> **Set task**:
Using the road salt text below, decide whether each statement agrees with it, answering yes or no and quoting the deciding words: (a) Deicers without chlorine can cost a lot. (b) Sand causes no trouble for sewer systems. (c) Studded snow tires are hard on roads.

> **Article**:

──────────

Now, we can regulate water treatment so that the chloride ions are neutralized, but that doesn’t solve the problem for communities that extract their water supply from nearby surface or ground sources that have been contaminated by road salt. So, the most effective way to ensure the problem is solved is to eliminate the use of any chlorine compounds in road deicers. However, that could be a significant burden on the budget for northern states because non-chlorine deicers can get quite expensive. Avoiding deicers would require going back to the 1950s and 60s with sand trucks and studded snow tires, but sand is a problem for sewer systems and studded snow tires destroy roads. So avoiding that would require replacing all water pipes containing copper and lead, but that could be a hard sell.
Nothing is ever as simple as it first seems. But the upside is there is an opportunity for so many more regulations.
Bruce Hall: Thanks. But why weren’t we poisoning the people of Flint two years ago, and we are now? I think it has something to do with (1) money, (2) taxes, and (3) ideology.

──────────

> **Dataset**:
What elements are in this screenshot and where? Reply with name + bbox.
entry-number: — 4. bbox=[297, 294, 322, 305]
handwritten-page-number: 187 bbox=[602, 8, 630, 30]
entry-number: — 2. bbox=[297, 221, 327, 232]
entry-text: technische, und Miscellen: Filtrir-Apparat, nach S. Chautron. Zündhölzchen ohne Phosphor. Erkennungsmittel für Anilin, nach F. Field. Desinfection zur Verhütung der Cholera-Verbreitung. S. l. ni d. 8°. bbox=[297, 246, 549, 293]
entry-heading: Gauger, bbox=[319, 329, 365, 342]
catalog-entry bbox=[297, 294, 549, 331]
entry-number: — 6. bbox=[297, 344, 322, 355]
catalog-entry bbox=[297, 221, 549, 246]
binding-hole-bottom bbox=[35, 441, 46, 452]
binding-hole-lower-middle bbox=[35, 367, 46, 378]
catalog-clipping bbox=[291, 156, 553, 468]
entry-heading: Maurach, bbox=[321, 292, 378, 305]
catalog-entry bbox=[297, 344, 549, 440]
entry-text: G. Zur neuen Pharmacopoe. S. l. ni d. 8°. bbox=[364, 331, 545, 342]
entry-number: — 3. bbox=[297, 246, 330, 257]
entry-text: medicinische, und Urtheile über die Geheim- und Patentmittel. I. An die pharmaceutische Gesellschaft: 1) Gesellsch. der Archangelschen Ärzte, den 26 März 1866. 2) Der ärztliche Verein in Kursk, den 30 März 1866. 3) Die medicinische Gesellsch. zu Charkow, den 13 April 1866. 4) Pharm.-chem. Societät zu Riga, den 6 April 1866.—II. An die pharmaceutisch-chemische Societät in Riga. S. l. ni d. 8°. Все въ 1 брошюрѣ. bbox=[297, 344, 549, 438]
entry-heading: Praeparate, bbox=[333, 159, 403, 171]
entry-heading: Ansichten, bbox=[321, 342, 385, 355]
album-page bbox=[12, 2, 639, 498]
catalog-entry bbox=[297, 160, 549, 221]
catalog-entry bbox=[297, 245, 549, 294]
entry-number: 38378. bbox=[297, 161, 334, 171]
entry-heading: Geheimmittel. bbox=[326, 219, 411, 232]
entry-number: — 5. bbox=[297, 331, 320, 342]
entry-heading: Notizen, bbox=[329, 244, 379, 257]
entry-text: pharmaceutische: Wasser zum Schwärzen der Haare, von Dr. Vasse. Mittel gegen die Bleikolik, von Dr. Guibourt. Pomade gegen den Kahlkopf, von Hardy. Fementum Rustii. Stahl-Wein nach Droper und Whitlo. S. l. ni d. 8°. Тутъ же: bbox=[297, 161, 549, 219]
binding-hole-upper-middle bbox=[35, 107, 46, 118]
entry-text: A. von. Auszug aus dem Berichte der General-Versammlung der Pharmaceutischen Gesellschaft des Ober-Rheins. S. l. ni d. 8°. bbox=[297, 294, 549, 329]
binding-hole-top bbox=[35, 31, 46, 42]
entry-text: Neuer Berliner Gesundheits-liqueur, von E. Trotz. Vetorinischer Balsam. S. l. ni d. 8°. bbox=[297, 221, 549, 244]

──────────

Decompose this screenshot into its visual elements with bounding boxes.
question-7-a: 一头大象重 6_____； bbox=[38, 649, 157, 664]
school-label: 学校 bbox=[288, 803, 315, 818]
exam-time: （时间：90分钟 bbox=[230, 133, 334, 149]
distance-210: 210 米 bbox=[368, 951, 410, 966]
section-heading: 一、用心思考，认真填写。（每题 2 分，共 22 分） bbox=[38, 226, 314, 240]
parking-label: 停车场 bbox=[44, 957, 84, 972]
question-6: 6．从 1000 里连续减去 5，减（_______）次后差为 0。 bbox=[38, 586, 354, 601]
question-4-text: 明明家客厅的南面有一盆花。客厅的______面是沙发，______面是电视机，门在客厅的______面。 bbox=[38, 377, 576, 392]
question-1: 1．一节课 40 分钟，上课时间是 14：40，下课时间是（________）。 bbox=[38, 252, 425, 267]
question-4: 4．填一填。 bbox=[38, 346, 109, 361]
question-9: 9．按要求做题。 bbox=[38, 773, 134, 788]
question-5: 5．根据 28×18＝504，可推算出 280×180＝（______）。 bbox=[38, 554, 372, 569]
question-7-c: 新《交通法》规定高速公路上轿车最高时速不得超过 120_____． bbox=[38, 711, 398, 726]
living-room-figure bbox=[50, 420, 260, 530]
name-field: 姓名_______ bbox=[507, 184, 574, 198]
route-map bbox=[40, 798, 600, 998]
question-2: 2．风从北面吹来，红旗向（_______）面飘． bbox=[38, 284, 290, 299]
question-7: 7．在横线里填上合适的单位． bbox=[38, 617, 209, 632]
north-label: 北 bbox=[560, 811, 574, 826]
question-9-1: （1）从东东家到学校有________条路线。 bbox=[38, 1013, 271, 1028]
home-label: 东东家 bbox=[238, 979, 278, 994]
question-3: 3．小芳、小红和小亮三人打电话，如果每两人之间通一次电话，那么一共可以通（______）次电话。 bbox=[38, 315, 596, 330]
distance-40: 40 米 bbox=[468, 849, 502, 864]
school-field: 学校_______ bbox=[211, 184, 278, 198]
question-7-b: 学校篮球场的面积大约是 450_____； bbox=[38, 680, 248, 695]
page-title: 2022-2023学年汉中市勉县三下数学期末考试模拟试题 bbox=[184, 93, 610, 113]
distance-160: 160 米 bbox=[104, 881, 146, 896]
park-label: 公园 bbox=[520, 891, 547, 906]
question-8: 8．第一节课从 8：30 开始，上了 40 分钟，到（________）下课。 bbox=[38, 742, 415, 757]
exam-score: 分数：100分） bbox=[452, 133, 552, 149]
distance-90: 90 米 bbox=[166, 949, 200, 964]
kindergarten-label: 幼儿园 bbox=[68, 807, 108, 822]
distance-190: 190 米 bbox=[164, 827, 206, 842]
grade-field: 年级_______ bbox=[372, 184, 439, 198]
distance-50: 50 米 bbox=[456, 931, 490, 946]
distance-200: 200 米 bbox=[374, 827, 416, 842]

──────────

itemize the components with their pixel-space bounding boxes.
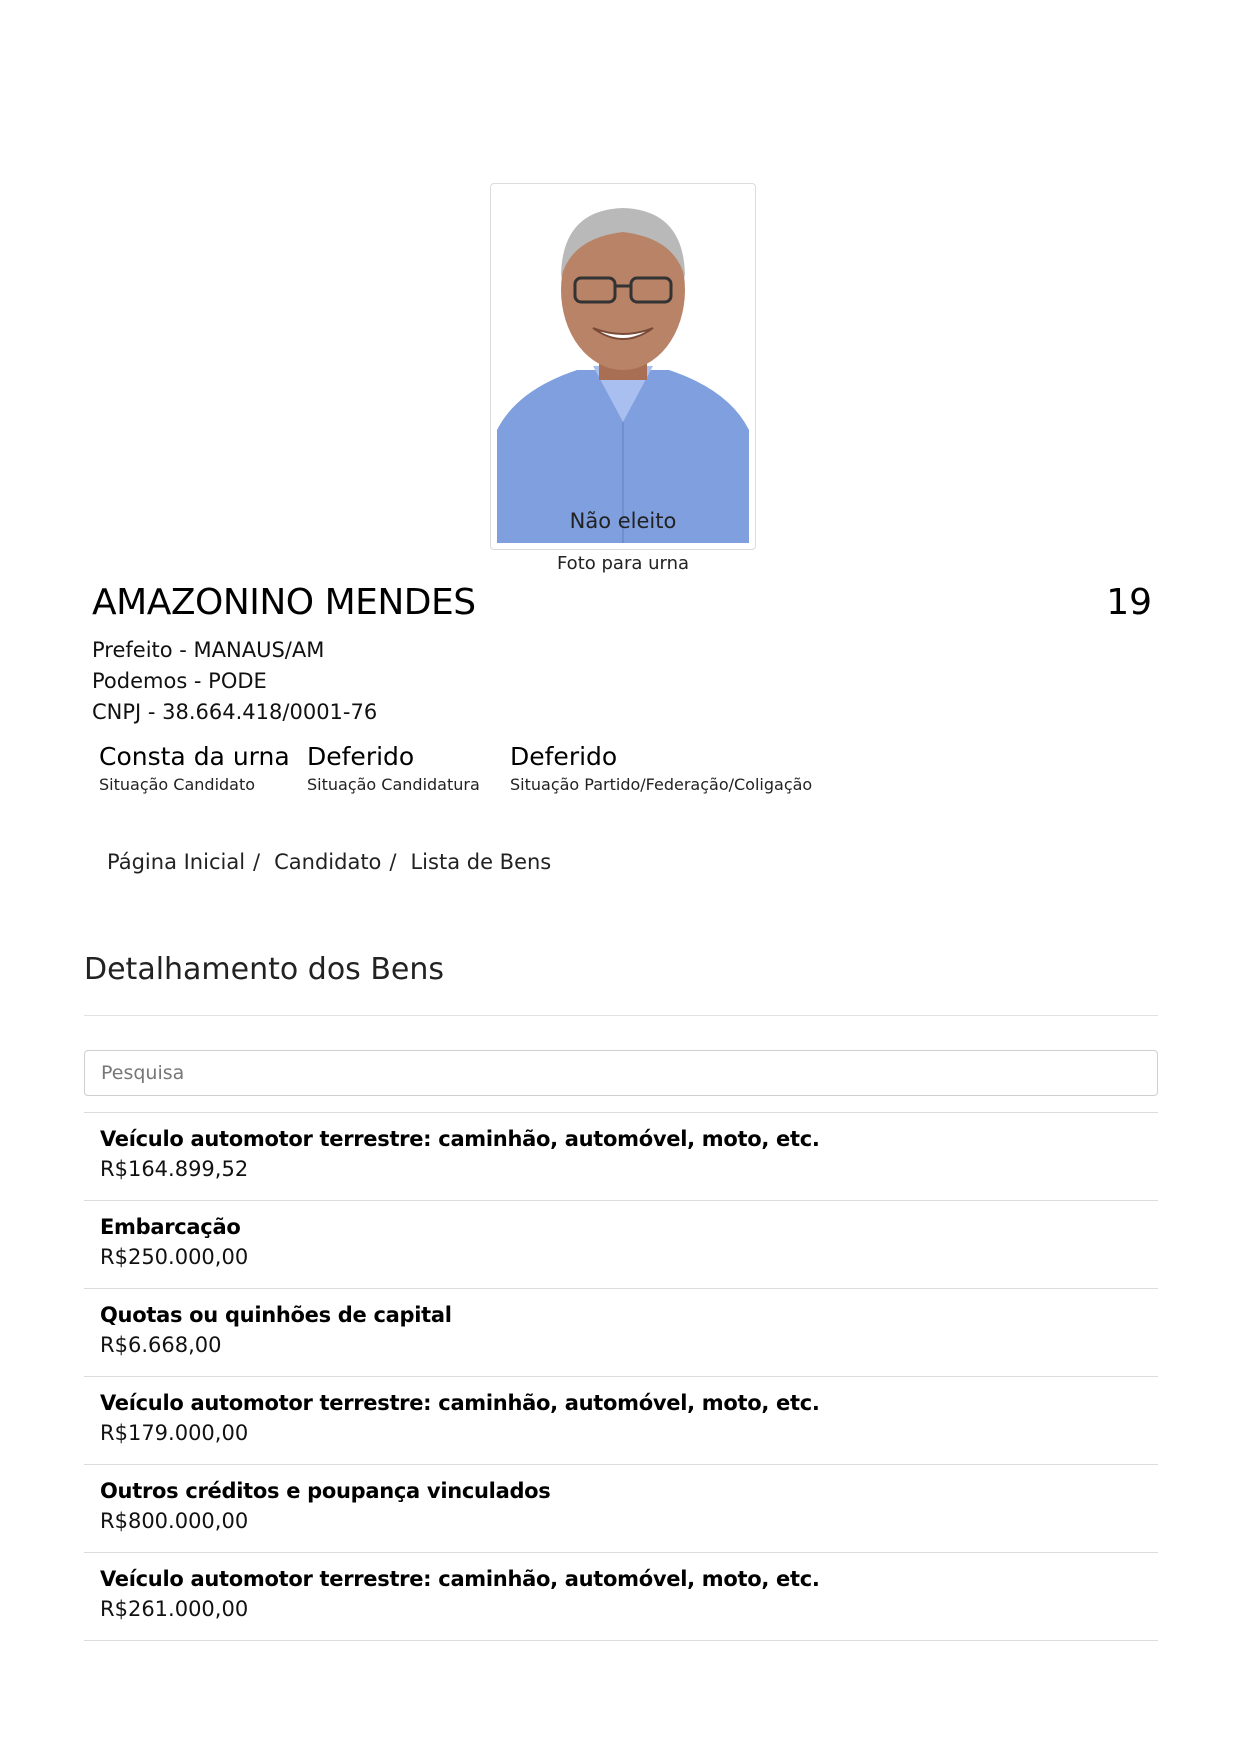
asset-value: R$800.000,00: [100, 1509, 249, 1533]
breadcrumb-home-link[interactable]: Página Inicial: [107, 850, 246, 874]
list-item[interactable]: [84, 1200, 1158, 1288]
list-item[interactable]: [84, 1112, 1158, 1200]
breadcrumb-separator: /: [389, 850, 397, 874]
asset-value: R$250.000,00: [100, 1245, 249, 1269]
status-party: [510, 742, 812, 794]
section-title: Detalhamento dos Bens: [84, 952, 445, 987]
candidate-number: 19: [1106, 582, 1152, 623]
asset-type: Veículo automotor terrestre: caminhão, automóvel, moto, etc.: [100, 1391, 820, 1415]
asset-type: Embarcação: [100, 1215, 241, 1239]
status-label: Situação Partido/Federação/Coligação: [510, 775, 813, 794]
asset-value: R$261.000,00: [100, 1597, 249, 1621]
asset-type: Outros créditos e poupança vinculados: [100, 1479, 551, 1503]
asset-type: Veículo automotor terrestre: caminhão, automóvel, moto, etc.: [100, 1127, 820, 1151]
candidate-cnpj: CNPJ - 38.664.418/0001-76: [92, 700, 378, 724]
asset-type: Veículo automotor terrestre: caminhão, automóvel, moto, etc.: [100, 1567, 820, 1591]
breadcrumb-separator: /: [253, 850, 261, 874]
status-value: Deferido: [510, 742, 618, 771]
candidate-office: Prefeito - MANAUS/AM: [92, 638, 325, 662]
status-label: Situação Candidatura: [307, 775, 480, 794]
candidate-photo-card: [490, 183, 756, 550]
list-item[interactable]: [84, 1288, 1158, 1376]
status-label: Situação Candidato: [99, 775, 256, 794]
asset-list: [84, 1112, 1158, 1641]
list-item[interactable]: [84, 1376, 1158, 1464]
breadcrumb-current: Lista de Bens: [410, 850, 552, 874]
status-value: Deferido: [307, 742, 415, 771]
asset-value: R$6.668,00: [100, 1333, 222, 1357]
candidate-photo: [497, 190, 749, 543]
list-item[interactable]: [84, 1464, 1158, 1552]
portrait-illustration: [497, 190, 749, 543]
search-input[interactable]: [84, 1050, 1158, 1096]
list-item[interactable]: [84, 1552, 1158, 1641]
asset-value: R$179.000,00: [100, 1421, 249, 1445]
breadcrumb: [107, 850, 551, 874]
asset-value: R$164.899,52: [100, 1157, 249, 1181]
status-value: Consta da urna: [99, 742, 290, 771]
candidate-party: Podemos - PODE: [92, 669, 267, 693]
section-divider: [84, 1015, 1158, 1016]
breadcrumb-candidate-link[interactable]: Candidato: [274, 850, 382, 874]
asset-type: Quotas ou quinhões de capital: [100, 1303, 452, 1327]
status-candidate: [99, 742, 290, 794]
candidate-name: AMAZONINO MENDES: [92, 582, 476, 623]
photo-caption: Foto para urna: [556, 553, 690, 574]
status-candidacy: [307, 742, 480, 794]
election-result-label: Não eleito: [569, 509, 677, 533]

──────────

> **The response**:
(a) Yes: "non-chlorine deicers can get quite expensive"
(b) No: "sand is a problem for sewer systems"
(c) Yes: "studded snow tires destroy roads"